Problem to work on: Reproduce all of the data word for word.

(Items listed in a dataset)

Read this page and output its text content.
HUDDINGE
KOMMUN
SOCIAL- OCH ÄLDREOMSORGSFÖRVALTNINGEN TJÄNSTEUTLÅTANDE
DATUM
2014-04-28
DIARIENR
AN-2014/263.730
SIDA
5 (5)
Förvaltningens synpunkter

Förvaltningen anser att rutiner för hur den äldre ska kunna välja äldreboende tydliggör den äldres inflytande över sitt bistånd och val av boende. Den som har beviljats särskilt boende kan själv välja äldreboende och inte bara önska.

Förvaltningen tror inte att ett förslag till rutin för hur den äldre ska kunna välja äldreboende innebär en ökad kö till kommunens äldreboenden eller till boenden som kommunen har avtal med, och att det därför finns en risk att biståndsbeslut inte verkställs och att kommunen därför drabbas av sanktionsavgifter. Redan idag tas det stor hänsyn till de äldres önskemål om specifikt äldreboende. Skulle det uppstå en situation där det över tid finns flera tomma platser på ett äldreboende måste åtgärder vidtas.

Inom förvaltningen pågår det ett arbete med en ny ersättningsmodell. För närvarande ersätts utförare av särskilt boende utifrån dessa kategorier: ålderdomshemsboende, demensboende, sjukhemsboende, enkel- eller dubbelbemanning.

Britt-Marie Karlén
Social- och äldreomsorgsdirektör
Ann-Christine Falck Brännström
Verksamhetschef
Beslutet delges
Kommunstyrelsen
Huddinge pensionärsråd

Problem solution:
Read this page and output its text content.
HUDDINGE
KOMMUN
SOCIAL- OCH ÄLDREOMSORGSFÖRVALTNINGEN TJÄNSTEUTLÅTANDE
DATUM
2014-04-28
DIARIENR
AN-2014/263.730
SIDA
5 (5)
Förvaltningens synpunkter

Förvaltningen anser att rutiner för hur den äldre ska kunna välja äldreboende tydliggör den äldres inflytande över sitt bistånd och val av boende. Den som har beviljats särskilt boende kan själv välja äldreboende och inte bara önska.

Förvaltningen tror inte att ett förslag till rutin för hur den äldre ska kunna välja äldreboende innebär en ökad kö till kommunens äldreboenden eller till boenden som kommunen har avtal med, och att det därför finns en risk att biståndsbeslut inte verkställs och att kommunen därför drabbas av sanktionsavgifter. Redan idag tas det stor hänsyn till de äldres önskemål om specifikt äldreboende. Skulle det uppstå en situation där det över tid finns flera tomma platser på ett äldreboende måste åtgärder vidtas.

Inom förvaltningen pågår det ett arbete med en ny ersättningsmodell. För närvarande ersätts utförare av särskilt boende utifrån dessa kategorier: ålderdomshemsboende, demensboende, sjukhemsboende, enkel- eller dubbelbemanning.

Britt-Marie Karlén
Social- och äldreomsorgsdirektör
Ann-Christine Falck Brännström
Verksamhetschef
Beslutet delges
Kommunstyrelsen
Huddinge pensionärsråd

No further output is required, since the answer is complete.